Set task: Copy every line from the records below that holds the word "name".
┄┄┄┄┄┄┄┄┄┄
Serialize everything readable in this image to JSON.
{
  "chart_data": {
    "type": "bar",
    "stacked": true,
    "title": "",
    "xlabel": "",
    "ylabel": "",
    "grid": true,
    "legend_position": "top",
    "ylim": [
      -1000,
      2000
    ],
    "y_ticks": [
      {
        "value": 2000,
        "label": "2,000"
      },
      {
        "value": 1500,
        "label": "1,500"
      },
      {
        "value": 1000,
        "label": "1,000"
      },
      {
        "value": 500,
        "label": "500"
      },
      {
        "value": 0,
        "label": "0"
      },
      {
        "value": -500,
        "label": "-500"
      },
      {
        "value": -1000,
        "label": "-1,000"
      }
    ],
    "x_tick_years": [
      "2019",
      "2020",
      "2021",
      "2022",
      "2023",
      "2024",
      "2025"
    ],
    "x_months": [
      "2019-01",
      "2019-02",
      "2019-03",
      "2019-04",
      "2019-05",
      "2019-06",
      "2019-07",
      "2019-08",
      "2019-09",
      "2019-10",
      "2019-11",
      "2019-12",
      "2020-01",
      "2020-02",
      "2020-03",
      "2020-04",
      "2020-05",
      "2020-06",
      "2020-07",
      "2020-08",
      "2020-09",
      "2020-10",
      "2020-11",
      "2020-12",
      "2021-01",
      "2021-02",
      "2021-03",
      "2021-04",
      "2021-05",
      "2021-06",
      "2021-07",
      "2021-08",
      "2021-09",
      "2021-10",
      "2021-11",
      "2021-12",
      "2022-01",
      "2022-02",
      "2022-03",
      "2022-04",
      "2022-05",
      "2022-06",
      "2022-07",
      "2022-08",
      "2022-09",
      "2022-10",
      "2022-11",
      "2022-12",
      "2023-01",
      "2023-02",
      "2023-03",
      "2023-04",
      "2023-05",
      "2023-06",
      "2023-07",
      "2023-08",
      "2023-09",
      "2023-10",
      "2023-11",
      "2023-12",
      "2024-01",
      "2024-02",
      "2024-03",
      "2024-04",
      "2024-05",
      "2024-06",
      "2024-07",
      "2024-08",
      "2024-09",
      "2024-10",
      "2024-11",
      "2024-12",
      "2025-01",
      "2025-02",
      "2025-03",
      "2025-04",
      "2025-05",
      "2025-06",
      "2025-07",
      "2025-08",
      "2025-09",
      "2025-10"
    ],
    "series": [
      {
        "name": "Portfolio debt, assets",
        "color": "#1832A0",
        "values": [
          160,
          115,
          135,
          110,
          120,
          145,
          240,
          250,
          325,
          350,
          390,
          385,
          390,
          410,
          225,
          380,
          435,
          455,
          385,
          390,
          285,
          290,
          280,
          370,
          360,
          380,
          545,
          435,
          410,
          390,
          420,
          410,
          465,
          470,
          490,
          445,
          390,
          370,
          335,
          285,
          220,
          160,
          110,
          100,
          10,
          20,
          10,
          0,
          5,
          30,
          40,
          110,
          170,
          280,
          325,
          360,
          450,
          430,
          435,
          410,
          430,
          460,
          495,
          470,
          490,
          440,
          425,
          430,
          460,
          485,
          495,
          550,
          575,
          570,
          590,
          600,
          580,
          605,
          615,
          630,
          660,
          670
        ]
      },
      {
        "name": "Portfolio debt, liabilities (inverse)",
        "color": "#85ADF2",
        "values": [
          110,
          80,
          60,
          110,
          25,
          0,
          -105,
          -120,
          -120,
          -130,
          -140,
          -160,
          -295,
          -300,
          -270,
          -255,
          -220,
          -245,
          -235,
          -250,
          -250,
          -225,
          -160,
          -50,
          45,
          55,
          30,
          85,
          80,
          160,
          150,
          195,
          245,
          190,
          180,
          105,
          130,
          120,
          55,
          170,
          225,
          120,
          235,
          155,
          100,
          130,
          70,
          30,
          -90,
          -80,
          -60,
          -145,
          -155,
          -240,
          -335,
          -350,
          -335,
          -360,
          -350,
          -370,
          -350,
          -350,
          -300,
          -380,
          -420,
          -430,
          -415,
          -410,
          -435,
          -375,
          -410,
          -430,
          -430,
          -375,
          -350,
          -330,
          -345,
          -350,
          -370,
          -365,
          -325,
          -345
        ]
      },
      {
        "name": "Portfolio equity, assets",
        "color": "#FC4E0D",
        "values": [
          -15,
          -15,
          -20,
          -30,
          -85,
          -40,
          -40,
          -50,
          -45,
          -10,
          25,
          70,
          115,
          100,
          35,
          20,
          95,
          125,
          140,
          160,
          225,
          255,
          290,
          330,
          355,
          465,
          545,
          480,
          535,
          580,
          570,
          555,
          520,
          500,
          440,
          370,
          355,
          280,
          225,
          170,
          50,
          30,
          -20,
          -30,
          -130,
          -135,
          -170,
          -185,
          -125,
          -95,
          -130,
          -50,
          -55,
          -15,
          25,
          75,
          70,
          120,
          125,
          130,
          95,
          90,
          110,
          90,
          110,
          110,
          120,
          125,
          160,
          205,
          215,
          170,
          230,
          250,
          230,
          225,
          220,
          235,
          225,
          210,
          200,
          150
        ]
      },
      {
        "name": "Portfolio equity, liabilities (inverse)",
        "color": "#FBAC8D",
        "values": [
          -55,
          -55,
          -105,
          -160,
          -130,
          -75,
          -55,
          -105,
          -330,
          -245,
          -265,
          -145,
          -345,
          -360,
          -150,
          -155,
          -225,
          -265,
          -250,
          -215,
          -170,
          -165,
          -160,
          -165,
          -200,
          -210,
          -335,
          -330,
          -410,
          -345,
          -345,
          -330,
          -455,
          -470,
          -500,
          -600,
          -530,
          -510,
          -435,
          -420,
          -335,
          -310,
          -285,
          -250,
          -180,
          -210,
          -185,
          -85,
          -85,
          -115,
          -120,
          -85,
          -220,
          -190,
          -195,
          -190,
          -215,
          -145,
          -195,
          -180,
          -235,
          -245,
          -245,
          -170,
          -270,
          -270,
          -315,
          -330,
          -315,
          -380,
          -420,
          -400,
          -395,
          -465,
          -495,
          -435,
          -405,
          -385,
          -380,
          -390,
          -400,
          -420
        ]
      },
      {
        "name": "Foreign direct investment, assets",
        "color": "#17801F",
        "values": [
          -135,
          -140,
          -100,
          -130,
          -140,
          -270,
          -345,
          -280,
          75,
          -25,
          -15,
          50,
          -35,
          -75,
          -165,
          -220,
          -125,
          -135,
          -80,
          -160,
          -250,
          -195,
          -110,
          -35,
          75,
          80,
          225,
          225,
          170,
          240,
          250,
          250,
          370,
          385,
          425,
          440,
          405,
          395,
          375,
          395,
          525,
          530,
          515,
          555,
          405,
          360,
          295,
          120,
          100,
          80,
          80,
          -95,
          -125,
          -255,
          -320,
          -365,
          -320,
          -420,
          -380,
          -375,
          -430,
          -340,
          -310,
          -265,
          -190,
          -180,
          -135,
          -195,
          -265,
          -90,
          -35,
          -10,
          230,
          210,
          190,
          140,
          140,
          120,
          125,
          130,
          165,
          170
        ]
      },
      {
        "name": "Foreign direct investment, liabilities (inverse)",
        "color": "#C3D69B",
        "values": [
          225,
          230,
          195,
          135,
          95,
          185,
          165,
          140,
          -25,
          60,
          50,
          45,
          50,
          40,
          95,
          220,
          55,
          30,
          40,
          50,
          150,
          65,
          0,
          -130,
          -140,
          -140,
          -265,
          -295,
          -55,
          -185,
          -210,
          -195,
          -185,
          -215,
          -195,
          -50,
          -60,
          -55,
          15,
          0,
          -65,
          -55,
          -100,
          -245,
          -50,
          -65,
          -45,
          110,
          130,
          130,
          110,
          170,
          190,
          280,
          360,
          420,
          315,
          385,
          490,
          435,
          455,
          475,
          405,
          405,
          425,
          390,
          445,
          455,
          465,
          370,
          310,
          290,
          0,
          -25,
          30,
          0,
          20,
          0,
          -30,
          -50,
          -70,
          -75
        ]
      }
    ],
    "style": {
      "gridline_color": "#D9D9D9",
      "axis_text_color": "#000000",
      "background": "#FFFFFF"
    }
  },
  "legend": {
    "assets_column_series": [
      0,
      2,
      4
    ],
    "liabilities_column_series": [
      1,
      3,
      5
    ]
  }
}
┄┄┄┄┄┄┄┄┄┄
Result for this exercise:
        "name": "Portfolio debt, assets",
        "name": "Portfolio debt, liabilities (inverse)",
        "name": "Portfolio equity, assets",
        "name": "Portfolio equity, liabilities (inverse)",
        "name": "Foreign direct investment, assets",
        "name": "Foreign direct investment, liabilities (inverse)",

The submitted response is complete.